> _What to produce_
Copy all the entries below exactly, but not the pictures.

-- START --

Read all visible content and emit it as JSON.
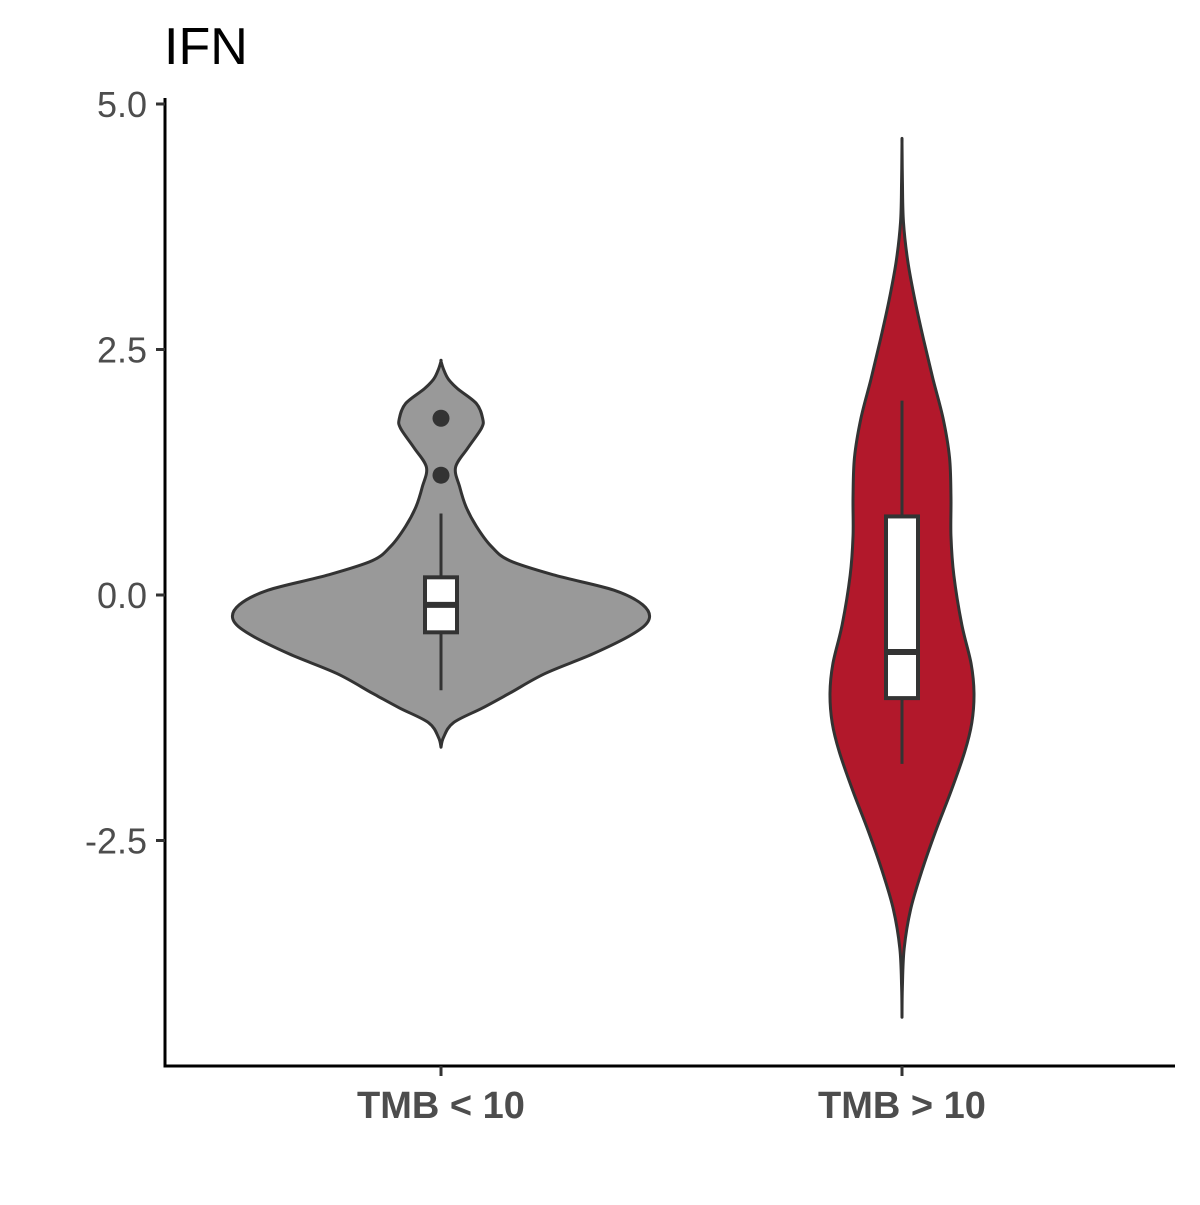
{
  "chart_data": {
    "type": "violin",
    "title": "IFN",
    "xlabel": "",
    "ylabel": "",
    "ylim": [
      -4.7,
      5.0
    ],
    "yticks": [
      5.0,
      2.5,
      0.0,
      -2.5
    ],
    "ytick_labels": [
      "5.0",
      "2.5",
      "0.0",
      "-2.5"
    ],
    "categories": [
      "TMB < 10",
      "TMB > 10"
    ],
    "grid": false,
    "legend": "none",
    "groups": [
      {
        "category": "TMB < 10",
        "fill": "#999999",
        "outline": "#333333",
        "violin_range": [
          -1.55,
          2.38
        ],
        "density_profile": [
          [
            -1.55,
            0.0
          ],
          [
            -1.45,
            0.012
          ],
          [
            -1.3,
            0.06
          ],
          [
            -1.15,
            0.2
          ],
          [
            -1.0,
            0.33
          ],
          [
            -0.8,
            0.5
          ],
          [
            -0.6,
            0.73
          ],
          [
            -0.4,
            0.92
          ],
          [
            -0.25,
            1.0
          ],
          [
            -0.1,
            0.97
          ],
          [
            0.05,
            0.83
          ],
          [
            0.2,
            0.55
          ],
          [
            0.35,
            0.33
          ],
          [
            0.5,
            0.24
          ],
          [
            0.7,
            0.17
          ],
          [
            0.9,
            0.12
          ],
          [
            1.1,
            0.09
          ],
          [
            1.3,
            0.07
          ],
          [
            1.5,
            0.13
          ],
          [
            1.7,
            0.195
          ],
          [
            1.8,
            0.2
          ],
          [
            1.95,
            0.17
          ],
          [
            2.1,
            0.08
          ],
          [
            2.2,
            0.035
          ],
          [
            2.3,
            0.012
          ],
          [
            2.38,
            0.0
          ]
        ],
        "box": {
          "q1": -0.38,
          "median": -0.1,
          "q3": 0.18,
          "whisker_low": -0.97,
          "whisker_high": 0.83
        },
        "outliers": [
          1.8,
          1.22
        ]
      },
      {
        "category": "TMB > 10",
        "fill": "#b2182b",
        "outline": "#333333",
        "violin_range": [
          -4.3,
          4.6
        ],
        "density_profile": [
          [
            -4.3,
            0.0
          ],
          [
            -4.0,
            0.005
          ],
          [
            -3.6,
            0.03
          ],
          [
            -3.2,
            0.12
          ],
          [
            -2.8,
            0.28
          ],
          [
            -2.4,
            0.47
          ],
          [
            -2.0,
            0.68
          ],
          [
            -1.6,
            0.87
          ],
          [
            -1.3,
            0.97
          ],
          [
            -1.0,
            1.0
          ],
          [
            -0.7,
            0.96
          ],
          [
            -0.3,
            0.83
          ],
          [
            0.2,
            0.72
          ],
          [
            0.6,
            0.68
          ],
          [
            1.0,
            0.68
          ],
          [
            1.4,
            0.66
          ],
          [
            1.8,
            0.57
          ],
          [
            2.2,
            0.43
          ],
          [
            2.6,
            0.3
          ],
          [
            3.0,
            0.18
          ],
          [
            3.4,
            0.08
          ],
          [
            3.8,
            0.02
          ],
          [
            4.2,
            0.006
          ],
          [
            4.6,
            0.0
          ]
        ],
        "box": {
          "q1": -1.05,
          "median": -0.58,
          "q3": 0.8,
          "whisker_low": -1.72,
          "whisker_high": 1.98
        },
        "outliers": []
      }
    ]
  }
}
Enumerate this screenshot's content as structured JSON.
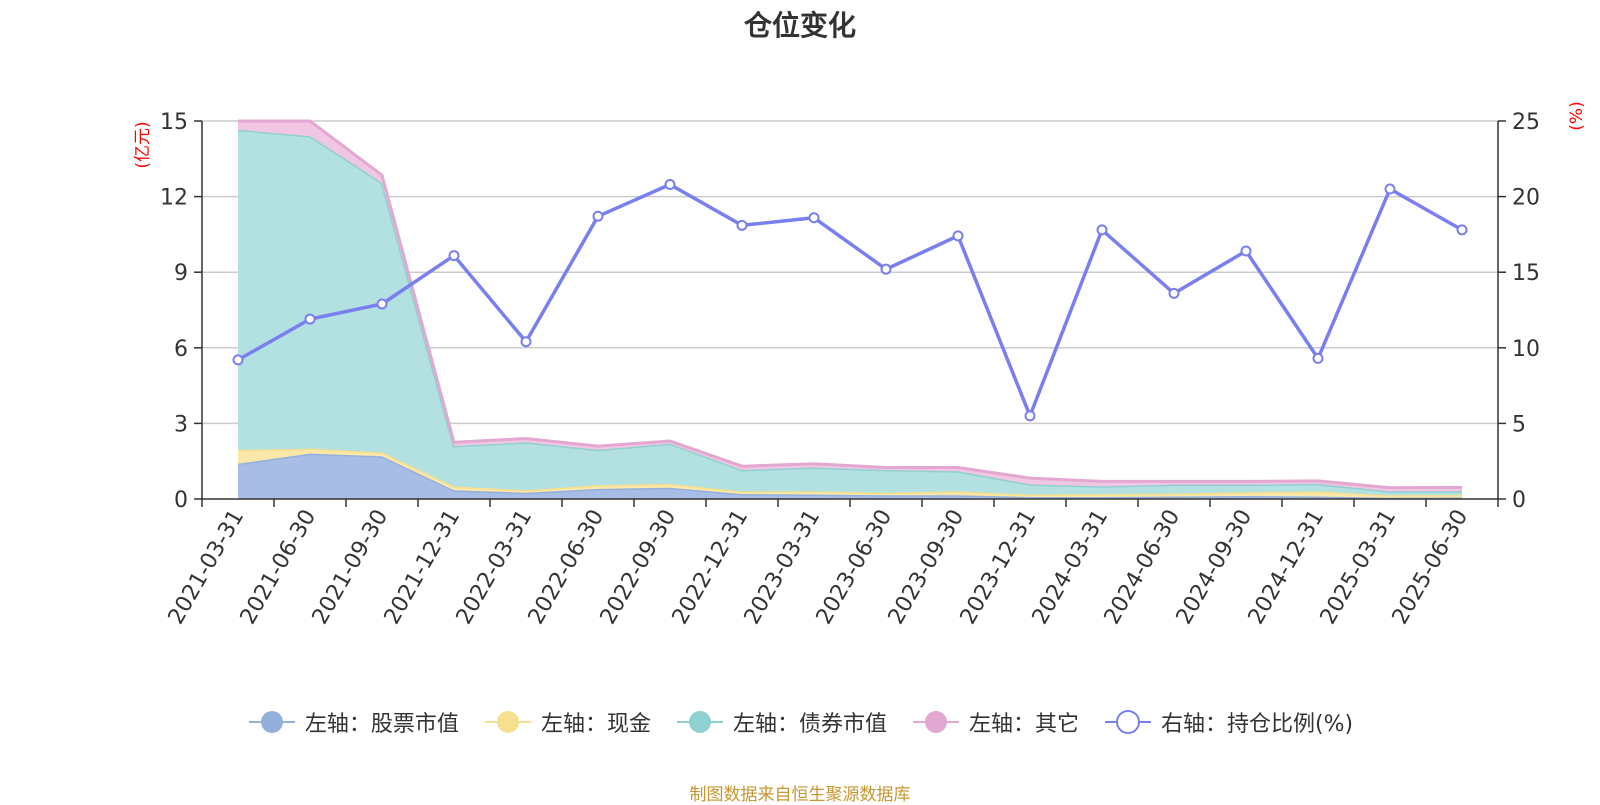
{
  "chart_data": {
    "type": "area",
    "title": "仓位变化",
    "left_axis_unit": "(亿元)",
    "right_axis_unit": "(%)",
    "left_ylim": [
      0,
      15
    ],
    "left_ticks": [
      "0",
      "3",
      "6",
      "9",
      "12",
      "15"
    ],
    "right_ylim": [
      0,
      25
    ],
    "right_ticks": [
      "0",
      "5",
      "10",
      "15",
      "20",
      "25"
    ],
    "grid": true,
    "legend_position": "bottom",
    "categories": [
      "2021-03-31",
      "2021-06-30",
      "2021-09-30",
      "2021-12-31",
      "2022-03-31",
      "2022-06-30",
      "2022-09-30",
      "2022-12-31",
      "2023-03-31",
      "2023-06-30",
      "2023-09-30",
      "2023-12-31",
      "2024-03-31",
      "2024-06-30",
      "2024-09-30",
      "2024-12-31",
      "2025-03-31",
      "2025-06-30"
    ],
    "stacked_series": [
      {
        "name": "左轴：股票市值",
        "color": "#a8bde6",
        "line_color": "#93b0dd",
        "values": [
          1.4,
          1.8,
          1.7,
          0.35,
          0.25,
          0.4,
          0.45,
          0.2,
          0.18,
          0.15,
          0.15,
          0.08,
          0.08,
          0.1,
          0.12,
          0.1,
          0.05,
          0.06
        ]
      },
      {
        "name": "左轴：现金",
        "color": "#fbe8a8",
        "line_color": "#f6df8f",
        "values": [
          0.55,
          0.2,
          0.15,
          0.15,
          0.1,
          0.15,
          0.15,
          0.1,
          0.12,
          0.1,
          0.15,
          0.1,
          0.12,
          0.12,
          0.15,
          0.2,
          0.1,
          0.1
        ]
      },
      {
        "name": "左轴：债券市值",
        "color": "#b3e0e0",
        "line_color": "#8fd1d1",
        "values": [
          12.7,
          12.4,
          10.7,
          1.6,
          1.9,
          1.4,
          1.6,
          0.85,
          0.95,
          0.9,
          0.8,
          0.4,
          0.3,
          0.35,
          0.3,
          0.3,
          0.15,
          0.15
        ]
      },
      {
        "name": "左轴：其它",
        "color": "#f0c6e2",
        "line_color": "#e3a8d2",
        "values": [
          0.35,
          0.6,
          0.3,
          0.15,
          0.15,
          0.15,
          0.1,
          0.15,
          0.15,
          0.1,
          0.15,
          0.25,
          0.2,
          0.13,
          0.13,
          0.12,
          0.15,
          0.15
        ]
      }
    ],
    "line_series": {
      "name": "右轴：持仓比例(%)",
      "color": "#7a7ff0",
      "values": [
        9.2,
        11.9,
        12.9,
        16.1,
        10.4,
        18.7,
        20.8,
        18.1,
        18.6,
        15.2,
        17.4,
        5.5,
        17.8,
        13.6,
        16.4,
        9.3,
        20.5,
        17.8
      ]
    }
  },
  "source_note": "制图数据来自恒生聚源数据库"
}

-- END --

> _Full response_
Read all visible content and emit it as JSON.
{
  "chart_data": {
    "type": "violin",
    "title": "IFN",
    "xlabel": "",
    "ylabel": "",
    "ylim": [
      -4.7,
      5.0
    ],
    "yticks": [
      5.0,
      2.5,
      0.0,
      -2.5
    ],
    "ytick_labels": [
      "5.0",
      "2.5",
      "0.0",
      "-2.5"
    ],
    "categories": [
      "TMB < 10",
      "TMB > 10"
    ],
    "grid": false,
    "legend": "none",
    "groups": [
      {
        "category": "TMB < 10",
        "fill": "#999999",
        "outline": "#333333",
        "violin_range": [
          -1.55,
          2.38
        ],
        "density_profile": [
          [
            -1.55,
            0.0
          ],
          [
            -1.45,
            0.012
          ],
          [
            -1.3,
            0.06
          ],
          [
            -1.15,
            0.2
          ],
          [
            -1.0,
            0.33
          ],
          [
            -0.8,
            0.5
          ],
          [
            -0.6,
            0.73
          ],
          [
            -0.4,
            0.92
          ],
          [
            -0.25,
            1.0
          ],
          [
            -0.1,
            0.97
          ],
          [
            0.05,
            0.83
          ],
          [
            0.2,
            0.55
          ],
          [
            0.35,
            0.33
          ],
          [
            0.5,
            0.24
          ],
          [
            0.7,
            0.17
          ],
          [
            0.9,
            0.12
          ],
          [
            1.1,
            0.09
          ],
          [
            1.3,
            0.07
          ],
          [
            1.5,
            0.13
          ],
          [
            1.7,
            0.195
          ],
          [
            1.8,
            0.2
          ],
          [
            1.95,
            0.17
          ],
          [
            2.1,
            0.08
          ],
          [
            2.2,
            0.035
          ],
          [
            2.3,
            0.012
          ],
          [
            2.38,
            0.0
          ]
        ],
        "box": {
          "q1": -0.38,
          "median": -0.1,
          "q3": 0.18,
          "whisker_low": -0.97,
          "whisker_high": 0.83
        },
        "outliers": [
          1.8,
          1.22
        ]
      },
      {
        "category": "TMB > 10",
        "fill": "#b2182b",
        "outline": "#333333",
        "violin_range": [
          -4.3,
          4.6
        ],
        "density_profile": [
          [
            -4.3,
            0.0
          ],
          [
            -4.0,
            0.005
          ],
          [
            -3.6,
            0.03
          ],
          [
            -3.2,
            0.12
          ],
          [
            -2.8,
            0.28
          ],
          [
            -2.4,
            0.47
          ],
          [
            -2.0,
            0.68
          ],
          [
            -1.6,
            0.87
          ],
          [
            -1.3,
            0.97
          ],
          [
            -1.0,
            1.0
          ],
          [
            -0.7,
            0.96
          ],
          [
            -0.3,
            0.83
          ],
          [
            0.2,
            0.72
          ],
          [
            0.6,
            0.68
          ],
          [
            1.0,
            0.68
          ],
          [
            1.4,
            0.66
          ],
          [
            1.8,
            0.57
          ],
          [
            2.2,
            0.43
          ],
          [
            2.6,
            0.3
          ],
          [
            3.0,
            0.18
          ],
          [
            3.4,
            0.08
          ],
          [
            3.8,
            0.02
          ],
          [
            4.2,
            0.006
          ],
          [
            4.6,
            0.0
          ]
        ],
        "box": {
          "q1": -1.05,
          "median": -0.58,
          "q3": 0.8,
          "whisker_low": -1.72,
          "whisker_high": 1.98
        },
        "outliers": []
      }
    ]
  }
}
Enumerate this screenshot's content as structured JSON.
{
  "chart_data": {
    "type": "area",
    "title": "仓位变化",
    "left_axis_unit": "(亿元)",
    "right_axis_unit": "(%)",
    "left_ylim": [
      0,
      15
    ],
    "left_ticks": [
      "0",
      "3",
      "6",
      "9",
      "12",
      "15"
    ],
    "right_ylim": [
      0,
      25
    ],
    "right_ticks": [
      "0",
      "5",
      "10",
      "15",
      "20",
      "25"
    ],
    "grid": true,
    "legend_position": "bottom",
    "categories": [
      "2021-03-31",
      "2021-06-30",
      "2021-09-30",
      "2021-12-31",
      "2022-03-31",
      "2022-06-30",
      "2022-09-30",
      "2022-12-31",
      "2023-03-31",
      "2023-06-30",
      "2023-09-30",
      "2023-12-31",
      "2024-03-31",
      "2024-06-30",
      "2024-09-30",
      "2024-12-31",
      "2025-03-31",
      "2025-06-30"
    ],
    "stacked_series": [
      {
        "name": "左轴：股票市值",
        "color": "#a8bde6",
        "line_color": "#93b0dd",
        "values": [
          1.4,
          1.8,
          1.7,
          0.35,
          0.25,
          0.4,
          0.45,
          0.2,
          0.18,
          0.15,
          0.15,
          0.08,
          0.08,
          0.1,
          0.12,
          0.1,
          0.05,
          0.06
        ]
      },
      {
        "name": "左轴：现金",
        "color": "#fbe8a8",
        "line_color": "#f6df8f",
        "values": [
          0.55,
          0.2,
          0.15,
          0.15,
          0.1,
          0.15,
          0.15,
          0.1,
          0.12,
          0.1,
          0.15,
          0.1,
          0.12,
          0.12,
          0.15,
          0.2,
          0.1,
          0.1
        ]
      },
      {
        "name": "左轴：债券市值",
        "color": "#b3e0e0",
        "line_color": "#8fd1d1",
        "values": [
          12.7,
          12.4,
          10.7,
          1.6,
          1.9,
          1.4,
          1.6,
          0.85,
          0.95,
          0.9,
          0.8,
          0.4,
          0.3,
          0.35,
          0.3,
          0.3,
          0.15,
          0.15
        ]
      },
      {
        "name": "左轴：其它",
        "color": "#f0c6e2",
        "line_color": "#e3a8d2",
        "values": [
          0.35,
          0.6,
          0.3,
          0.15,
          0.15,
          0.15,
          0.1,
          0.15,
          0.15,
          0.1,
          0.15,
          0.25,
          0.2,
          0.13,
          0.13,
          0.12,
          0.15,
          0.15
        ]
      }
    ],
    "line_series": {
      "name": "右轴：持仓比例(%)",
      "color": "#7a7ff0",
      "values": [
        9.2,
        11.9,
        12.9,
        16.1,
        10.4,
        18.7,
        20.8,
        18.1,
        18.6,
        15.2,
        17.4,
        5.5,
        17.8,
        13.6,
        16.4,
        9.3,
        20.5,
        17.8
      ]
    }
  },
  "source_note": "制图数据来自恒生聚源数据库"
}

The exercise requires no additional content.